[Records from a collection]
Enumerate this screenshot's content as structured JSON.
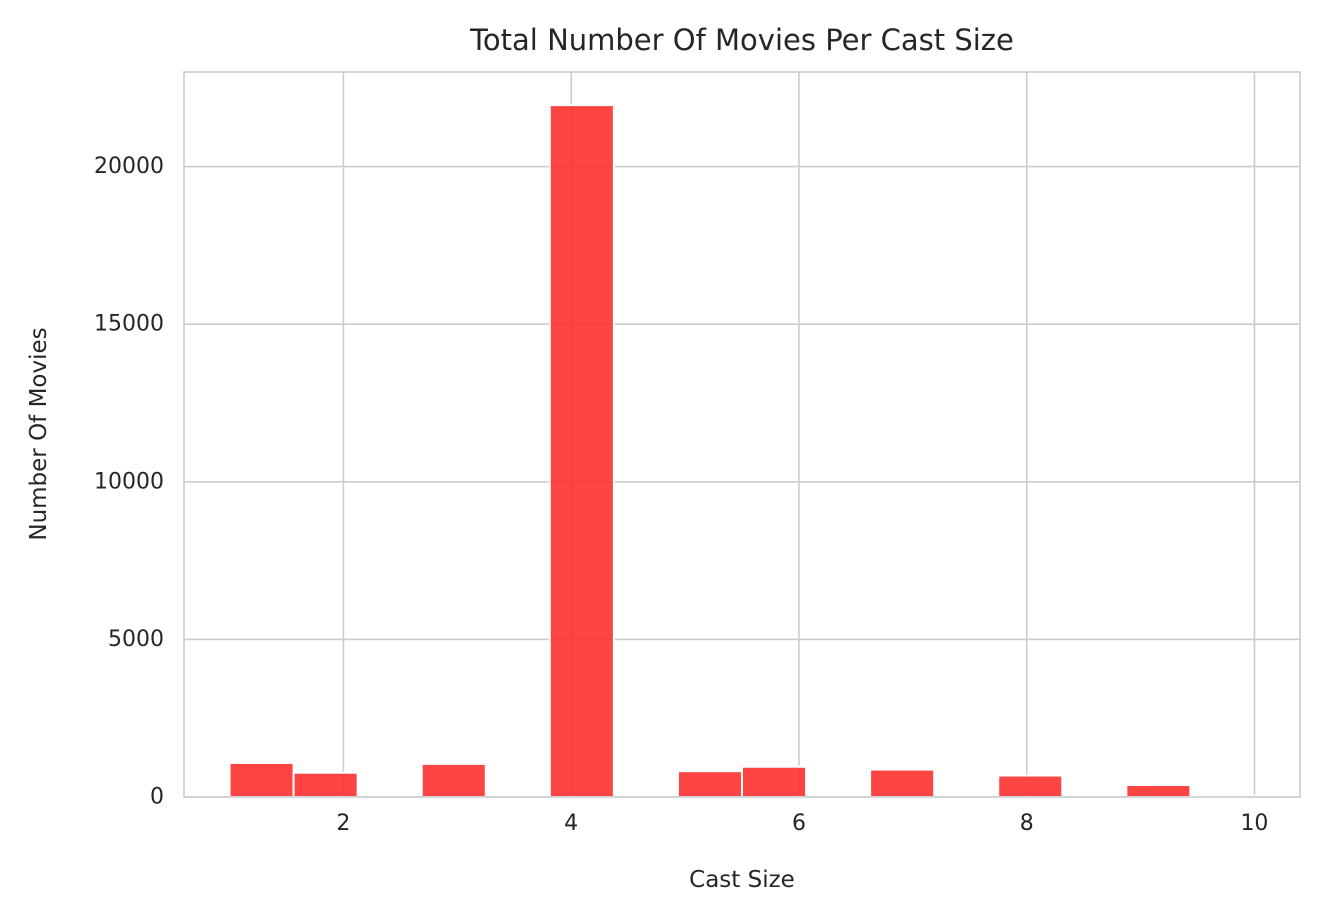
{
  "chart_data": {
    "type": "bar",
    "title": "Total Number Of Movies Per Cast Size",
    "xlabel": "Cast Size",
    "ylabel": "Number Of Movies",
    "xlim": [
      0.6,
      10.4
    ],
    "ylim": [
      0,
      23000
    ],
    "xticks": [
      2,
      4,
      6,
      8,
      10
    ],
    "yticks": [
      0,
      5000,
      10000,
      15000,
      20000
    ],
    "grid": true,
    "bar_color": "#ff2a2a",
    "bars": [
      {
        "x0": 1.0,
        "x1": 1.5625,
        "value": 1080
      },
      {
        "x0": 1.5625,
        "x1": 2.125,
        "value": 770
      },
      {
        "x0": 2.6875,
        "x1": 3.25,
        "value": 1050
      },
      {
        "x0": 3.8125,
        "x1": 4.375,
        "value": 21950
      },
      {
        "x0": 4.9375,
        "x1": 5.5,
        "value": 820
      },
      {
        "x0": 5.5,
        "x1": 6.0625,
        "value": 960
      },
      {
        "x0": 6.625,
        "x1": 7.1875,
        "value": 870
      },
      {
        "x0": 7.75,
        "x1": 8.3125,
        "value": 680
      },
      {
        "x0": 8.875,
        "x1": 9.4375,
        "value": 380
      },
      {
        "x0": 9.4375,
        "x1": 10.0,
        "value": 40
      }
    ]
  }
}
...
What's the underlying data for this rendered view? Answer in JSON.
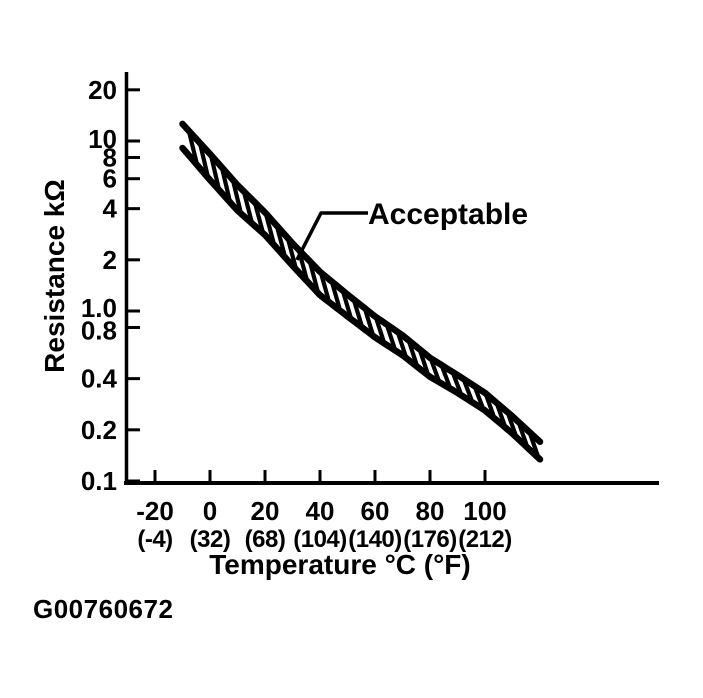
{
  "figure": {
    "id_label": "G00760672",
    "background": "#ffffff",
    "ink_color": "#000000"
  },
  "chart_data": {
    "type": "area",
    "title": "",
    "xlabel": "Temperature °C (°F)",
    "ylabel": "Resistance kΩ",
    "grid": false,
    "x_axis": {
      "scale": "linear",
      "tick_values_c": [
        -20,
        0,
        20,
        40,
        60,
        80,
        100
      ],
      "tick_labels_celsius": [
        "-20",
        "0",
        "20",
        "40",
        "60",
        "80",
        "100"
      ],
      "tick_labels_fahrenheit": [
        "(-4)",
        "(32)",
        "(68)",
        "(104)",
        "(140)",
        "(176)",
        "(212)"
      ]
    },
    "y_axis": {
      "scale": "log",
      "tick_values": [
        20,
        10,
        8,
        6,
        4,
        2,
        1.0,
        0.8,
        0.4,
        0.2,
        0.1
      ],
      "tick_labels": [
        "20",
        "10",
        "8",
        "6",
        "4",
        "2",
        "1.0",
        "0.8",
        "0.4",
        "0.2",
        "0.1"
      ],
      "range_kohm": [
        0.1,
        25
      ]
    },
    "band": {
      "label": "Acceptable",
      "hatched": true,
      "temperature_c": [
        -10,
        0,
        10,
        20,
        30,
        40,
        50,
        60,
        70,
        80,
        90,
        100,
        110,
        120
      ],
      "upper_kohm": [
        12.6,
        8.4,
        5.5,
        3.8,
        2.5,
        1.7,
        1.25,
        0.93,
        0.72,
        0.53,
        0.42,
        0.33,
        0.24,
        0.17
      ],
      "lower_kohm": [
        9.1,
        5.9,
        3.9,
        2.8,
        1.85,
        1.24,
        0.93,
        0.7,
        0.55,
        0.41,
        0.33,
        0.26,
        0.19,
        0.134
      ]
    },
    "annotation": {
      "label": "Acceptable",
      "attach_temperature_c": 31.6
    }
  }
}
...
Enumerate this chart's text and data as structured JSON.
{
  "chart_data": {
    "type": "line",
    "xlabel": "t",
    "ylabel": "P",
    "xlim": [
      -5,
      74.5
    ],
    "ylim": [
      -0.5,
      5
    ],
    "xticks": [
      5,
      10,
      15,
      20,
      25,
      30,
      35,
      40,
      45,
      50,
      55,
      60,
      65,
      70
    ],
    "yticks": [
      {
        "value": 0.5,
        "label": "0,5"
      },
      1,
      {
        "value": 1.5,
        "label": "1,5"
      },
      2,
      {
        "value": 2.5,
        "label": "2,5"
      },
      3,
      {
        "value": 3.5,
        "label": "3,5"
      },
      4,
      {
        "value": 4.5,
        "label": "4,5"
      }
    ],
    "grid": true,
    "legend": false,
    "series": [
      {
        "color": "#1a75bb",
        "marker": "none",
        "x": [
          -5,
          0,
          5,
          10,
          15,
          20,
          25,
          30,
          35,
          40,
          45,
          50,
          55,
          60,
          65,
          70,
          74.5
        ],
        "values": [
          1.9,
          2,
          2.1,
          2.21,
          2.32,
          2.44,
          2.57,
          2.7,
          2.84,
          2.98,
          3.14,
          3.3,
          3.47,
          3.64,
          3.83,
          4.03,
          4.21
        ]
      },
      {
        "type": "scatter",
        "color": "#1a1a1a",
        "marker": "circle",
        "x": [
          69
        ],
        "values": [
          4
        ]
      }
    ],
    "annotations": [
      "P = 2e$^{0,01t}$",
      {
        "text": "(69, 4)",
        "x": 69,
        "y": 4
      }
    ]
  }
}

▶ [Do this]:
List all lines where "Movies" occurs.

▶ [Expected output]:
    "title": "Total Number Of Movies Per Cast Size",
    "ylabel": "Number Of Movies",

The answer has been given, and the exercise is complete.